Aim of the task —
Copy out the listing in full, exactly as written, but not its pictures.

Stored records —

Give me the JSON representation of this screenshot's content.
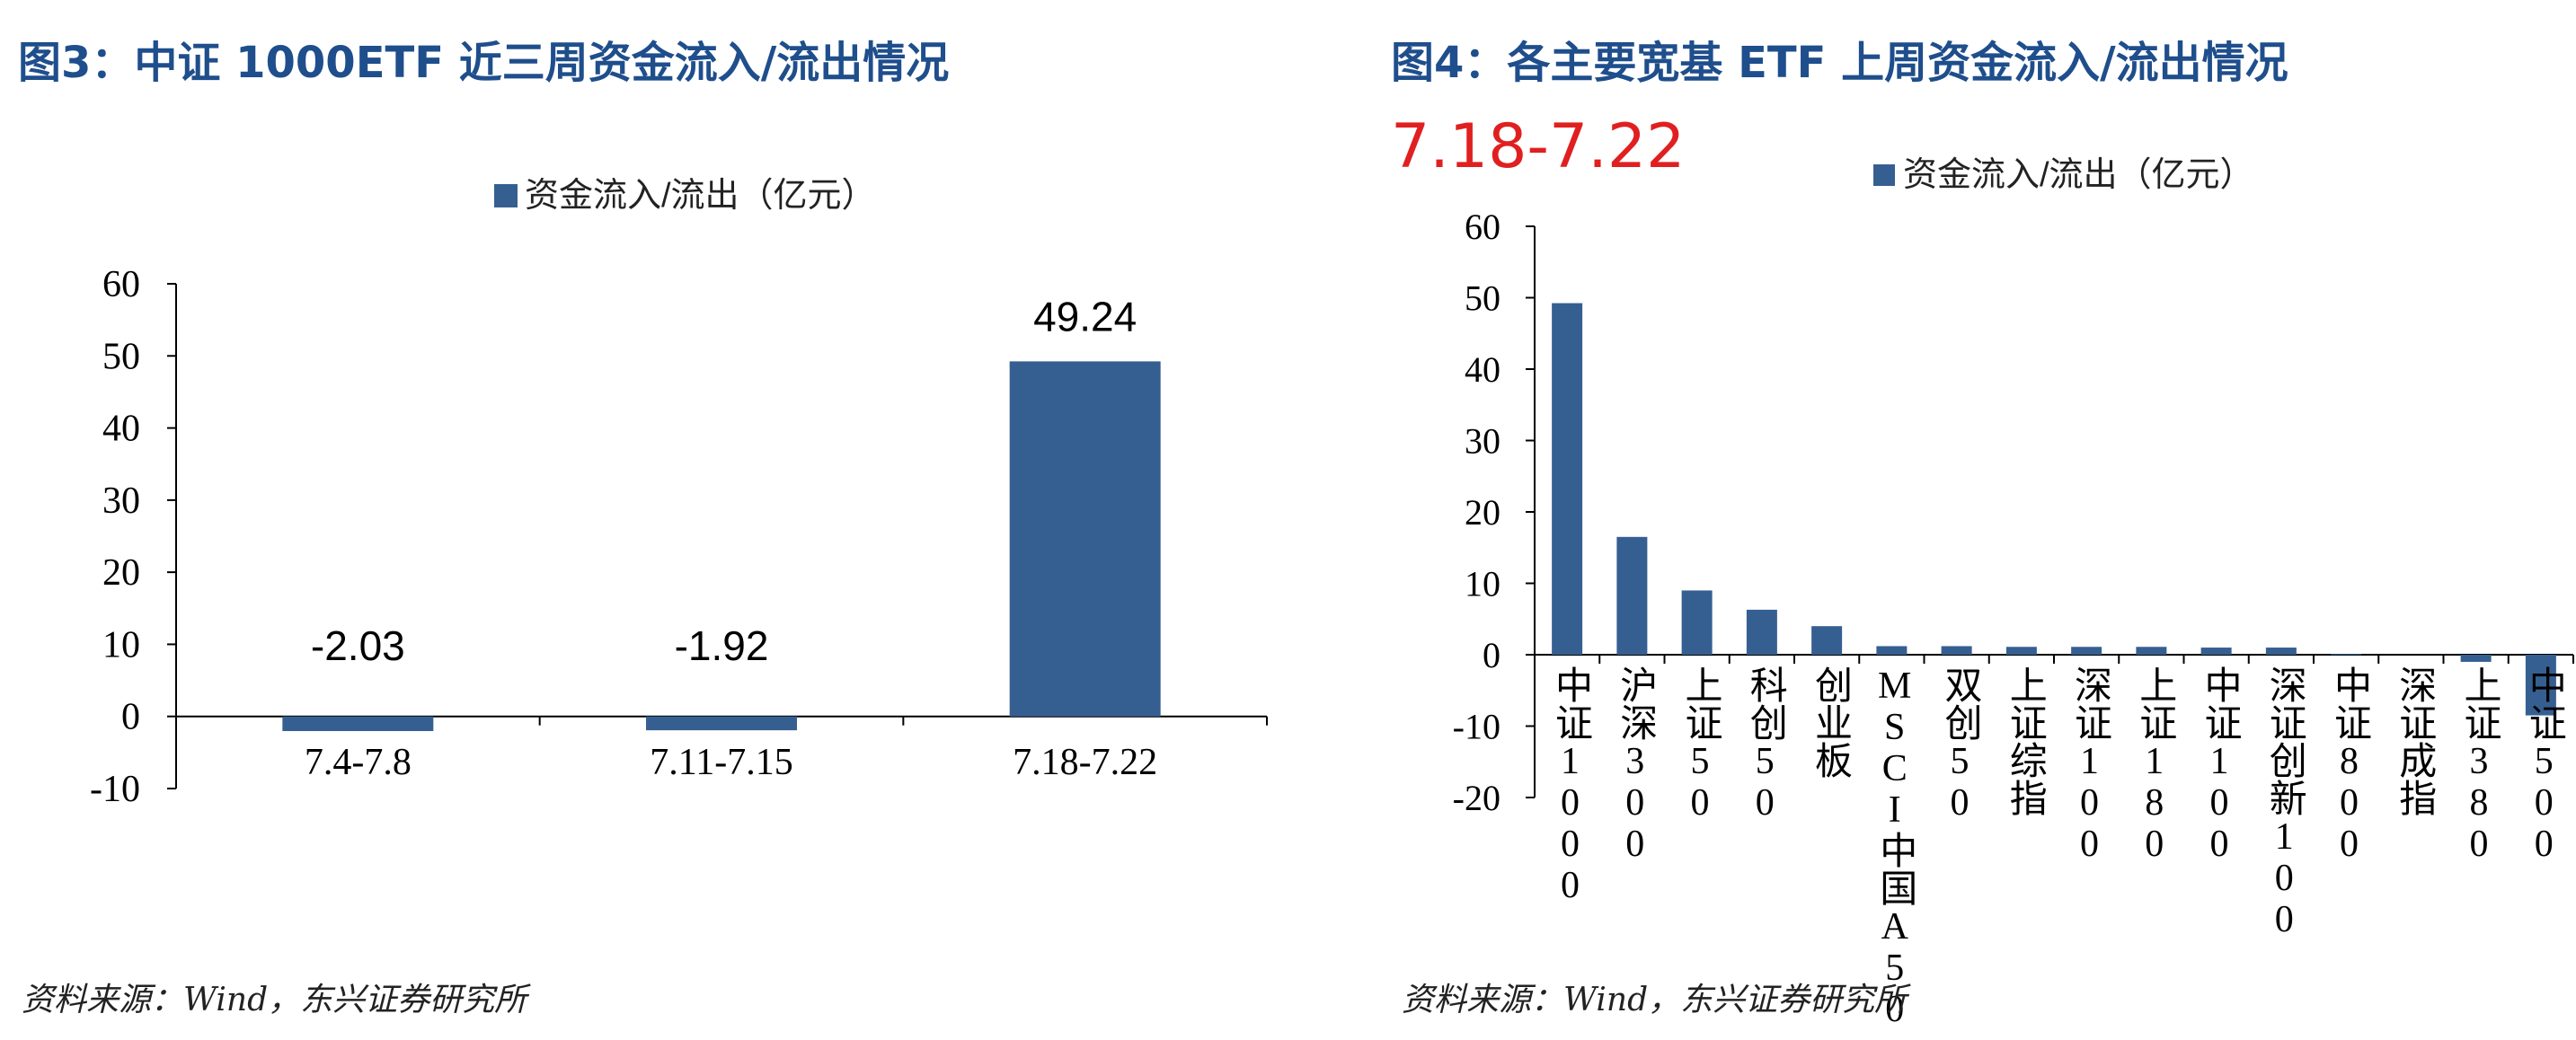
{
  "figures": [
    {
      "title": "图3：中证 1000ETF 近三周资金流入/流出情况",
      "source": "资料来源：Wind，东兴证券研究所"
    },
    {
      "title": "图4：各主要宽基 ETF 上周资金流入/流出情况",
      "subtitle": "7.18-7.22",
      "source": "资料来源：Wind，东兴证券研究所"
    }
  ],
  "colors": {
    "bar": "#365f91",
    "title": "#1f4e8c",
    "subtitle": "#e02020"
  },
  "chart_data": [
    {
      "type": "bar",
      "categories": [
        "7.4-7.8",
        "7.11-7.15",
        "7.18-7.22"
      ],
      "values": [
        -2.03,
        -1.92,
        49.24
      ],
      "data_labels": [
        "-2.03",
        "-1.92",
        "49.24"
      ],
      "legend": "资金流入/流出（亿元）",
      "legend_position": "top",
      "ylim": [
        -10,
        60
      ],
      "yticks": [
        "-10",
        "0",
        "10",
        "20",
        "30",
        "40",
        "50",
        "60"
      ],
      "grid": false
    },
    {
      "type": "bar",
      "categories": [
        "中证1000",
        "沪深300",
        "上证50",
        "科创50",
        "创业板",
        "MSCI中国A50",
        "双创50",
        "上证综指",
        "深证100",
        "上证180",
        "中证100",
        "深证创新100",
        "中证800",
        "深证成指",
        "上证380",
        "中证500"
      ],
      "values": [
        49.24,
        16.5,
        9.0,
        6.3,
        4.0,
        1.2,
        1.2,
        1.1,
        1.1,
        1.1,
        1.0,
        1.0,
        0.1,
        0,
        -1.0,
        -8.5
      ],
      "legend": "资金流入/流出（亿元）",
      "legend_position": "top",
      "ylim": [
        -20,
        60
      ],
      "yticks": [
        "-20",
        "-10",
        "0",
        "10",
        "20",
        "30",
        "40",
        "50",
        "60"
      ],
      "grid": false
    }
  ]
}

Response to this exercise —
Give me the JSON representation of this screenshot's content.
{
  "figures": [
    {
      "title": "图3：中证 1000ETF 近三周资金流入/流出情况",
      "source": "资料来源：Wind，东兴证券研究所"
    },
    {
      "title": "图4：各主要宽基 ETF 上周资金流入/流出情况",
      "subtitle": "7.18-7.22",
      "source": "资料来源：Wind，东兴证券研究所"
    }
  ],
  "colors": {
    "bar": "#365f91",
    "title": "#1f4e8c",
    "subtitle": "#e02020"
  },
  "chart_data": [
    {
      "type": "bar",
      "categories": [
        "7.4-7.8",
        "7.11-7.15",
        "7.18-7.22"
      ],
      "values": [
        -2.03,
        -1.92,
        49.24
      ],
      "data_labels": [
        "-2.03",
        "-1.92",
        "49.24"
      ],
      "legend": "资金流入/流出（亿元）",
      "legend_position": "top",
      "ylim": [
        -10,
        60
      ],
      "yticks": [
        "-10",
        "0",
        "10",
        "20",
        "30",
        "40",
        "50",
        "60"
      ],
      "grid": false
    },
    {
      "type": "bar",
      "categories": [
        "中证1000",
        "沪深300",
        "上证50",
        "科创50",
        "创业板",
        "MSCI中国A50",
        "双创50",
        "上证综指",
        "深证100",
        "上证180",
        "中证100",
        "深证创新100",
        "中证800",
        "深证成指",
        "上证380",
        "中证500"
      ],
      "values": [
        49.24,
        16.5,
        9.0,
        6.3,
        4.0,
        1.2,
        1.2,
        1.1,
        1.1,
        1.1,
        1.0,
        1.0,
        0.1,
        0,
        -1.0,
        -8.5
      ],
      "legend": "资金流入/流出（亿元）",
      "legend_position": "top",
      "ylim": [
        -20,
        60
      ],
      "yticks": [
        "-20",
        "-10",
        "0",
        "10",
        "20",
        "30",
        "40",
        "50",
        "60"
      ],
      "grid": false
    }
  ]
}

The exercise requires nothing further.